* [Excerpted text]
::::::
Question: Dear Michelle, do you ever fail?
Seeing what you have created motivates me, but I am scared to fail.
Answer:
‘Yes,’ I said, ‘Of course. I fail at something weekly at least. Failure got me here.’
This question came from a retreat guest. I had just told them how I manifested the farm and retreat centre even while I did not believe I could. Initially I believed that this dream could not come true in this lifetime. It took a near-death experience and a radical change of mind, but when it started to unfold, everything fell into place – but with failures and challenges along the way. Seeing only the end result of my process and not the messy middle, he asked, ‘Everything fell into place for you, but do you ever fail?’
Failure is something to be avoided, I always thought, an unintended consequence of not getting something right. And if I did fail, I definitely wasn’t ready to shout it out to the world. I actively blocked out of my mind some of the big things that happened that were definite failures. We lost money to dodgy workmen, hired the wrong companies, and so got the wrong results. I employed the wrong people, kept some people on for far too long when I should have let them go, said yes to people I should have said a Hard No to.
When asked if I ever failed, I was happy to admit to it because of course I fail and it’s a normal human thing, but I still had this internal drive to avoid failure and always try to get things right.
“Success is going from failure to failure without losing your enthusiasm.”
~ Winston Churchill
Let’s Fail Faster
It was by accident that I changed the way I think about failure. I was listening to a podcast with Steven Bartlett, and he said in his company they try to accelerate the failure rate. He explained that the faster they experiment and fail, the faster they will arrive at the successful outcome that will put them ahead of their competitors. In his view, as long as they keep failing faster than their competitors, they will stay ahead in the game.
WAIT – STOP THE BUS!
This blew my mind.
We should actively seek out failure and not pretend it didn’t happen?
::::::
* [Your task] Please carry on the piece about failing faster, picking up right after its final line, "We should actively seek out failure and not pretend it didn't happen?"

* [Data provided]
::::::
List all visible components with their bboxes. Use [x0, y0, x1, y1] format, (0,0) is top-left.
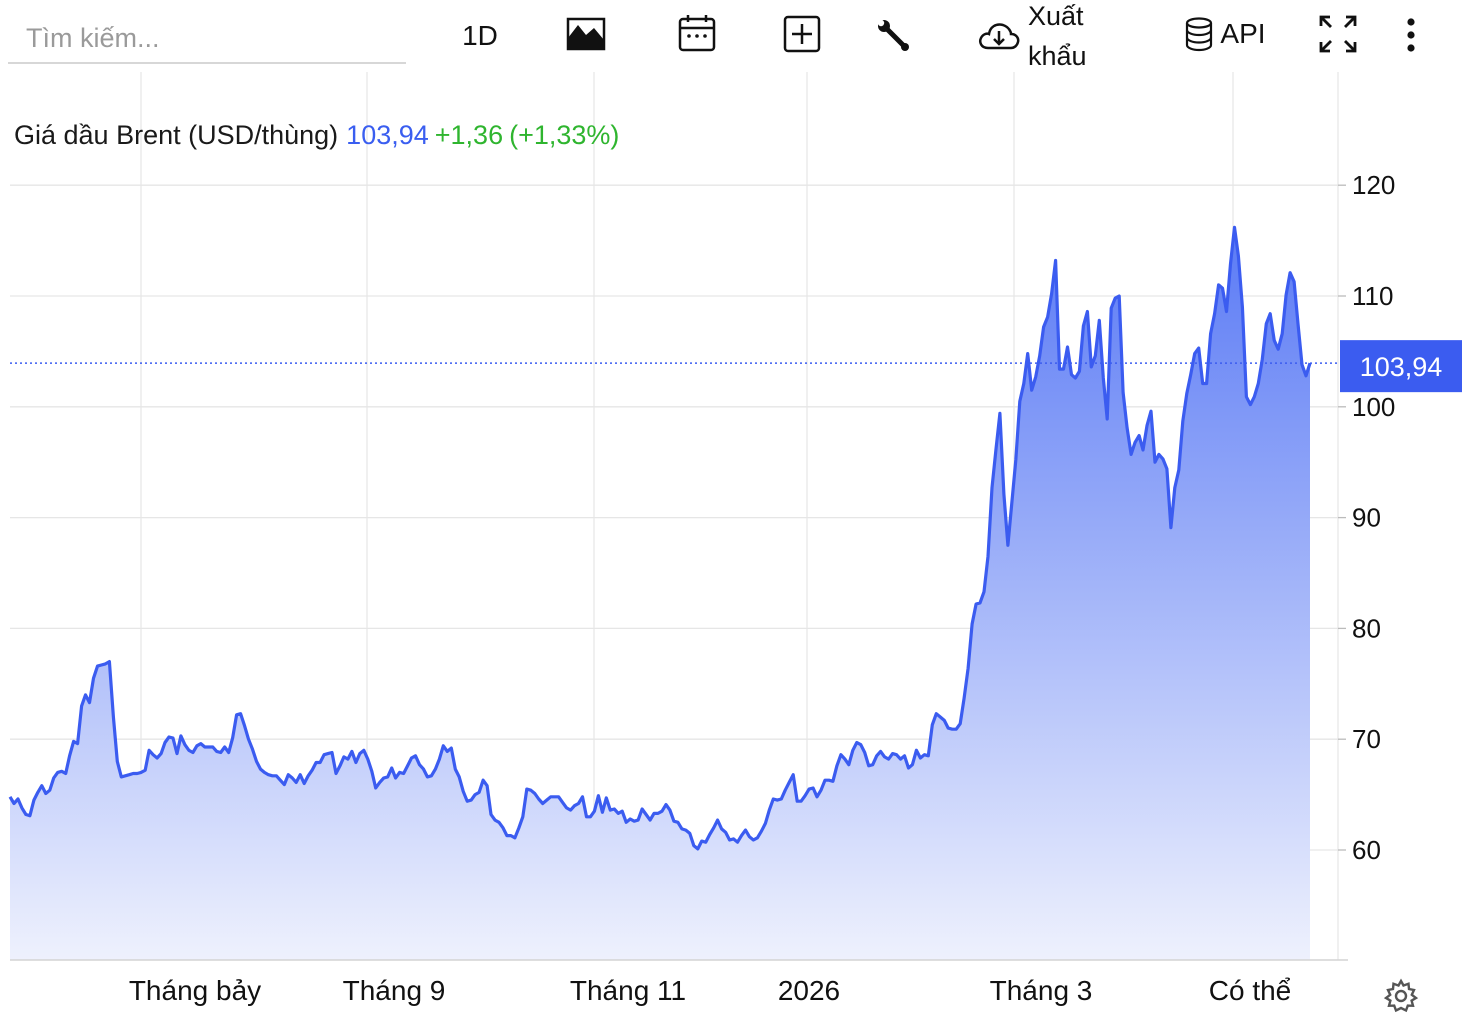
::::::
* [Solved exercise]
When I dived deeper into this idea and discovered two things:
1. It feels very scary
2. It’s also a quite freeing
Clinging with Nervous Fingers onto The Cliff Edge
Looking for ways to fail takes courage and indicates a certain recklessness that is much easier said than done. Clinging with nervous fingers onto the cliff edge, you ask, “How would that work?”
Experiment
It is much easier to accept that you can and should fail, when you are simply experimenting. If you approach the Big Decisions with the idea that it is an experiment, you take measures up front to make it possible to change course if you need to. You build into the experiment the safety measures that help you to pivot to a new experiment. Start experimenting with the small things – try a new flavour that you have not tried before, experiment with saying no to a small thing… and build the experiment muscle.
Learn
The goal of experimenting is learning. When we see it doesn’t work, we learn and move on. When we fail however, it feels way worse, and we dwell in the failure feeling so deeply that we can’t see the value in the lessons. We start to believe that the failure mode is who we are, when all that is happened is a successful experiment.
“Dream big and dare to fail.”
~ Norman Vaughan
Shaking your Hair Back and Laughing into the Wind
Giving yourself permission to fail and learn and fail some more is just like driving in a convertible on a gorgeous cliff drive. Picture yourself as Jane Bond in an Aston Martin with the wind in your hair and exhilarated laughter pouring forth. So freeing!
Lightness is Your New Normal
You don’t have to get it right all the time – you can give yourself permission to do more and take risks. The key here is taking action. The inertia brought on by fear of failure no longer needs to hold you back.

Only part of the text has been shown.